(Stored entries)
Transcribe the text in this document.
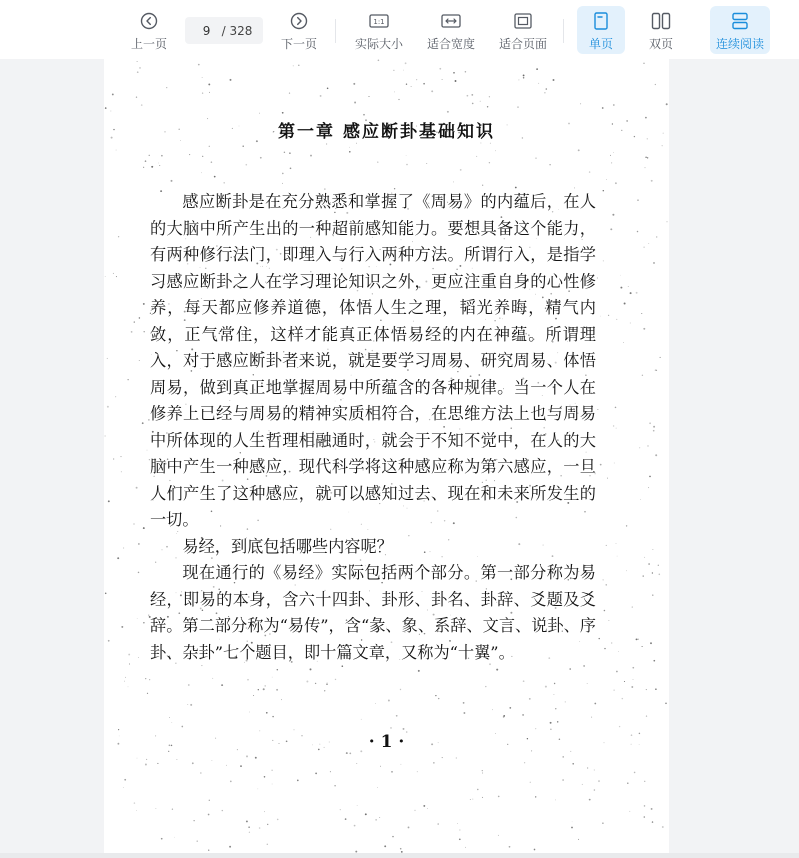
上一页
9
/ 328
下一页
1:1
实际大小 适合宽度 适合页面	单页	双页	连续阅读
第一章 感应断卦基础知识

感应断卦是在充分熟悉和掌握了《周易》的内蕴后，在人的大脑中所产生出的一种超前感知能力。要想具备这个能力，有两种修行法门，即理入与行入两种方法。所谓行入，是指学习感应断卦之人在学习理论知识之外，更应注重自身的心性修养，每天都应修养道德，体悟人生之理，韬光养晦，精气内敛，正气常住，这样才能真正体悟易经的内在神蕴。所谓理入，对于感应断卦者来说，就是要学习周易、研究周易、体悟周易，做到真正地掌握周易中所蕴含的各种规律。当一个人在修养上已经与周易的精神实质相符合，在思维方法上也与周易中所体现的人生哲理相融通时，就会于不知不觉中，在人的大脑中产生一种感应，现代科学将这种感应称为第六感应，一旦人们产生了这种感应，就可以感知过去、现在和未来所发生的一切。

易经，到底包括哪些内容呢？

现在通行的《易经》实际包括两个部分。第一部分称为易经，即易的本身，含六十四卦、卦形、卦名、卦辞、爻题及爻辞。第二部分称为“易传”，含“彖、象、系辞、文言、说卦、序卦、杂卦”七个题目，即十篇文章，又称为“十翼”。

· 1 ·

## Problem details
The records above are to be quoted exactly, with all pictures left out.

## Full solution
Transcribe the text in this document.
上一页
9
/ 328
下一页
1:1
实际大小 适合宽度 适合页面	单页	双页	连续阅读
第一章 感应断卦基础知识

感应断卦是在充分熟悉和掌握了《周易》的内蕴后，在人的大脑中所产生出的一种超前感知能力。要想具备这个能力，有两种修行法门，即理入与行入两种方法。所谓行入，是指学习感应断卦之人在学习理论知识之外，更应注重自身的心性修养，每天都应修养道德，体悟人生之理，韬光养晦，精气内敛，正气常住，这样才能真正体悟易经的内在神蕴。所谓理入，对于感应断卦者来说，就是要学习周易、研究周易、体悟周易，做到真正地掌握周易中所蕴含的各种规律。当一个人在修养上已经与周易的精神实质相符合，在思维方法上也与周易中所体现的人生哲理相融通时，就会于不知不觉中，在人的大脑中产生一种感应，现代科学将这种感应称为第六感应，一旦人们产生了这种感应，就可以感知过去、现在和未来所发生的一切。

易经，到底包括哪些内容呢？

现在通行的《易经》实际包括两个部分。第一部分称为易经，即易的本身，含六十四卦、卦形、卦名、卦辞、爻题及爻辞。第二部分称为“易传”，含“彖、象、系辞、文言、说卦、序卦、杂卦”七个题目，即十篇文章，又称为“十翼”。

· 1 ·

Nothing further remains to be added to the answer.